Problem to solve:
Reproduce each line exactly.
:::::
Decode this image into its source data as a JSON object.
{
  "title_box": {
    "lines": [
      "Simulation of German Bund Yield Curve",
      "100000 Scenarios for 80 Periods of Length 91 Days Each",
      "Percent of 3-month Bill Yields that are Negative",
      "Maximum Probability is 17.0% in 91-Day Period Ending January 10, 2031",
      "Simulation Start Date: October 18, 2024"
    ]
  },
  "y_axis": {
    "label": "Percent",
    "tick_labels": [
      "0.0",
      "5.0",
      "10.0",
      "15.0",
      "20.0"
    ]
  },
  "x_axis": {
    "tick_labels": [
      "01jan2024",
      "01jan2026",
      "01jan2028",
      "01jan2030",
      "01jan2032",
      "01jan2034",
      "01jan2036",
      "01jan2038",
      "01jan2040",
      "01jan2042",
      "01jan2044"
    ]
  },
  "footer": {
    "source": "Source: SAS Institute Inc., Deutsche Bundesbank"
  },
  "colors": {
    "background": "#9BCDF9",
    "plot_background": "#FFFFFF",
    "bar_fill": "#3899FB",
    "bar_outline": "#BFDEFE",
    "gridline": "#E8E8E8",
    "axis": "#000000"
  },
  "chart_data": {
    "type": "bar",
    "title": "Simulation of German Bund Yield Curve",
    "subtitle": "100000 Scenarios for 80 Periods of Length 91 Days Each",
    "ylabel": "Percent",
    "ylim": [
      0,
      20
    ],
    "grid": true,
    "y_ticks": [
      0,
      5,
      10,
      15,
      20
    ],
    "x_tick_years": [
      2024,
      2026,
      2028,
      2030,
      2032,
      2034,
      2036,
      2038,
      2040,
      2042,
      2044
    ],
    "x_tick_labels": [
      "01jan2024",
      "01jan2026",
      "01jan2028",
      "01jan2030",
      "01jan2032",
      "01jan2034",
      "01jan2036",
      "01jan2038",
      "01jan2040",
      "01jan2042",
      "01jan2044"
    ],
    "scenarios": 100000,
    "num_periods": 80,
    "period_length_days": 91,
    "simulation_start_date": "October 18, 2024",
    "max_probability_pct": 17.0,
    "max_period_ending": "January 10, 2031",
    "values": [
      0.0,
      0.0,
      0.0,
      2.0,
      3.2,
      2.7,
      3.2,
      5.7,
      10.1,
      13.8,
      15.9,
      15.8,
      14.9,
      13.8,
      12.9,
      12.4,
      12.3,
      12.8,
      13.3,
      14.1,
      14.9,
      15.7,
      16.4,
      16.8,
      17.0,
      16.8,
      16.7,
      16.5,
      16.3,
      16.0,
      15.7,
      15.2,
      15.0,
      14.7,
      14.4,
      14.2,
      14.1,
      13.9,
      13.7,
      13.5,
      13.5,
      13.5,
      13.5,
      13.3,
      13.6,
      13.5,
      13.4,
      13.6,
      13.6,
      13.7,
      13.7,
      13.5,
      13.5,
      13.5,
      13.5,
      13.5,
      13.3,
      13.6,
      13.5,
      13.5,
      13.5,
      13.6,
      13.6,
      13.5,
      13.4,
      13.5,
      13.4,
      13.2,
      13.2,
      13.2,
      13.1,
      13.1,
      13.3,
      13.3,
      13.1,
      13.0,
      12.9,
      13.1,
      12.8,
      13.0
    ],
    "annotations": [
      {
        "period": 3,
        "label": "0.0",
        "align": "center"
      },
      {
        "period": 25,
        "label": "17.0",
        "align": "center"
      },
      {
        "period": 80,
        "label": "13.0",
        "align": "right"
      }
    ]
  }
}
:::::
Answer:
Decode this image into its source data as a JSON object.
{
  "title_box": {
    "lines": [
      "Simulation of German Bund Yield Curve",
      "100000 Scenarios for 80 Periods of Length 91 Days Each",
      "Percent of 3-month Bill Yields that are Negative",
      "Maximum Probability is 17.0% in 91-Day Period Ending January 10, 2031",
      "Simulation Start Date: October 18, 2024"
    ]
  },
  "y_axis": {
    "label": "Percent",
    "tick_labels": [
      "0.0",
      "5.0",
      "10.0",
      "15.0",
      "20.0"
    ]
  },
  "x_axis": {
    "tick_labels": [
      "01jan2024",
      "01jan2026",
      "01jan2028",
      "01jan2030",
      "01jan2032",
      "01jan2034",
      "01jan2036",
      "01jan2038",
      "01jan2040",
      "01jan2042",
      "01jan2044"
    ]
  },
  "footer": {
    "source": "Source: SAS Institute Inc., Deutsche Bundesbank"
  },
  "colors": {
    "background": "#9BCDF9",
    "plot_background": "#FFFFFF",
    "bar_fill": "#3899FB",
    "bar_outline": "#BFDEFE",
    "gridline": "#E8E8E8",
    "axis": "#000000"
  },
  "chart_data": {
    "type": "bar",
    "title": "Simulation of German Bund Yield Curve",
    "subtitle": "100000 Scenarios for 80 Periods of Length 91 Days Each",
    "ylabel": "Percent",
    "ylim": [
      0,
      20
    ],
    "grid": true,
    "y_ticks": [
      0,
      5,
      10,
      15,
      20
    ],
    "x_tick_years": [
      2024,
      2026,
      2028,
      2030,
      2032,
      2034,
      2036,
      2038,
      2040,
      2042,
      2044
    ],
    "x_tick_labels": [
      "01jan2024",
      "01jan2026",
      "01jan2028",
      "01jan2030",
      "01jan2032",
      "01jan2034",
      "01jan2036",
      "01jan2038",
      "01jan2040",
      "01jan2042",
      "01jan2044"
    ],
    "scenarios": 100000,
    "num_periods": 80,
    "period_length_days": 91,
    "simulation_start_date": "October 18, 2024",
    "max_probability_pct": 17.0,
    "max_period_ending": "January 10, 2031",
    "values": [
      0.0,
      0.0,
      0.0,
      2.0,
      3.2,
      2.7,
      3.2,
      5.7,
      10.1,
      13.8,
      15.9,
      15.8,
      14.9,
      13.8,
      12.9,
      12.4,
      12.3,
      12.8,
      13.3,
      14.1,
      14.9,
      15.7,
      16.4,
      16.8,
      17.0,
      16.8,
      16.7,
      16.5,
      16.3,
      16.0,
      15.7,
      15.2,
      15.0,
      14.7,
      14.4,
      14.2,
      14.1,
      13.9,
      13.7,
      13.5,
      13.5,
      13.5,
      13.5,
      13.3,
      13.6,
      13.5,
      13.4,
      13.6,
      13.6,
      13.7,
      13.7,
      13.5,
      13.5,
      13.5,
      13.5,
      13.5,
      13.3,
      13.6,
      13.5,
      13.5,
      13.5,
      13.6,
      13.6,
      13.5,
      13.4,
      13.5,
      13.4,
      13.2,
      13.2,
      13.2,
      13.1,
      13.1,
      13.3,
      13.3,
      13.1,
      13.0,
      12.9,
      13.1,
      12.8,
      13.0
    ],
    "annotations": [
      {
        "period": 3,
        "label": "0.0",
        "align": "center"
      },
      {
        "period": 25,
        "label": "17.0",
        "align": "center"
      },
      {
        "period": 80,
        "label": "13.0",
        "align": "right"
      }
    ]
  }
}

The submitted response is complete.